Problem to solve
Extract each line of the data and write it out again exactly.

(Saved entries)
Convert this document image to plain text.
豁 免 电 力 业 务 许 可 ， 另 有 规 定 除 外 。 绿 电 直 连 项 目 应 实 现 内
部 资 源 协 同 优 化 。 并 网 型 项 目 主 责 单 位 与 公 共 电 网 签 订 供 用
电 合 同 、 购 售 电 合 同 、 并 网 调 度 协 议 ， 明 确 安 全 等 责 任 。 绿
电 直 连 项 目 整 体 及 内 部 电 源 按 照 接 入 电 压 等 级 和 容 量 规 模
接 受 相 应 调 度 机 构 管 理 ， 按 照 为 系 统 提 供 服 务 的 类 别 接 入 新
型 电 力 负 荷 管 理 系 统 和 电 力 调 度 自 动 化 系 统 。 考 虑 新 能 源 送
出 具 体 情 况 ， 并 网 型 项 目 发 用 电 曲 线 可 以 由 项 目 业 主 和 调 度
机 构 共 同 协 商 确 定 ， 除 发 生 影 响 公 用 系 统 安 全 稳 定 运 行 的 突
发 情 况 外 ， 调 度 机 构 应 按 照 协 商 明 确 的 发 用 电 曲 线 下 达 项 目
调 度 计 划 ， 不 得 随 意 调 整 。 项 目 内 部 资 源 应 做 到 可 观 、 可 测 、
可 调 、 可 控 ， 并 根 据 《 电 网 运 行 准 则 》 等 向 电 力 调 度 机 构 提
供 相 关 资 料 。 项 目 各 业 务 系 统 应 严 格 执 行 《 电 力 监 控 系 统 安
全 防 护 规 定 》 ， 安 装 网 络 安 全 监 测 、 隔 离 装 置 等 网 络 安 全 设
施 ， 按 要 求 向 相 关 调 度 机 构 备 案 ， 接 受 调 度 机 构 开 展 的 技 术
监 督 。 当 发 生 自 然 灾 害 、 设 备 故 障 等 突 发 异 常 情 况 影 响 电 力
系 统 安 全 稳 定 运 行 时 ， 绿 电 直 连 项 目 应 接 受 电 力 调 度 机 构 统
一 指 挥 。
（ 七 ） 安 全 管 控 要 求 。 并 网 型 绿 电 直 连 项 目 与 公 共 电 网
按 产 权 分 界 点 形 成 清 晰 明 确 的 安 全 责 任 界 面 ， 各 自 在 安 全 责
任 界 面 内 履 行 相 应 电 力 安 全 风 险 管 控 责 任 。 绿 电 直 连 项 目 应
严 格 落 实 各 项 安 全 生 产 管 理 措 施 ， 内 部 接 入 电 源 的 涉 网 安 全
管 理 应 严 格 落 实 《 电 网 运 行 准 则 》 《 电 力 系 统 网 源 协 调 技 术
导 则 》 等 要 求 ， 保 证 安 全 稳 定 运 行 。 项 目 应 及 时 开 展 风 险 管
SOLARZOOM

Written solution
Convert this document image to plain text.
豁 免 电 力 业 务 许 可 ， 另 有 规 定 除 外 。 绿 电 直 连 项 目 应 实 现 内
部 资 源 协 同 优 化 。 并 网 型 项 目 主 责 单 位 与 公 共 电 网 签 订 供 用
电 合 同 、 购 售 电 合 同 、 并 网 调 度 协 议 ， 明 确 安 全 等 责 任 。 绿
电 直 连 项 目 整 体 及 内 部 电 源 按 照 接 入 电 压 等 级 和 容 量 规 模
接 受 相 应 调 度 机 构 管 理 ， 按 照 为 系 统 提 供 服 务 的 类 别 接 入 新
型 电 力 负 荷 管 理 系 统 和 电 力 调 度 自 动 化 系 统 。 考 虑 新 能 源 送
出 具 体 情 况 ， 并 网 型 项 目 发 用 电 曲 线 可 以 由 项 目 业 主 和 调 度
机 构 共 同 协 商 确 定 ， 除 发 生 影 响 公 用 系 统 安 全 稳 定 运 行 的 突
发 情 况 外 ， 调 度 机 构 应 按 照 协 商 明 确 的 发 用 电 曲 线 下 达 项 目
调 度 计 划 ， 不 得 随 意 调 整 。 项 目 内 部 资 源 应 做 到 可 观 、 可 测 、
可 调 、 可 控 ， 并 根 据 《 电 网 运 行 准 则 》 等 向 电 力 调 度 机 构 提
供 相 关 资 料 。 项 目 各 业 务 系 统 应 严 格 执 行 《 电 力 监 控 系 统 安
全 防 护 规 定 》 ， 安 装 网 络 安 全 监 测 、 隔 离 装 置 等 网 络 安 全 设
施 ， 按 要 求 向 相 关 调 度 机 构 备 案 ， 接 受 调 度 机 构 开 展 的 技 术
监 督 。 当 发 生 自 然 灾 害 、 设 备 故 障 等 突 发 异 常 情 况 影 响 电 力
系 统 安 全 稳 定 运 行 时 ， 绿 电 直 连 项 目 应 接 受 电 力 调 度 机 构 统
一 指 挥 。
（ 七 ） 安 全 管 控 要 求 。 并 网 型 绿 电 直 连 项 目 与 公 共 电 网
按 产 权 分 界 点 形 成 清 晰 明 确 的 安 全 责 任 界 面 ， 各 自 在 安 全 责
任 界 面 内 履 行 相 应 电 力 安 全 风 险 管 控 责 任 。 绿 电 直 连 项 目 应
严 格 落 实 各 项 安 全 生 产 管 理 措 施 ， 内 部 接 入 电 源 的 涉 网 安 全
管 理 应 严 格 落 实 《 电 网 运 行 准 则 》 《 电 力 系 统 网 源 协 调 技 术
导 则 》 等 要 求 ， 保 证 安 全 稳 定 运 行 。 项 目 应 及 时 开 展 风 险 管
SOLARZOOM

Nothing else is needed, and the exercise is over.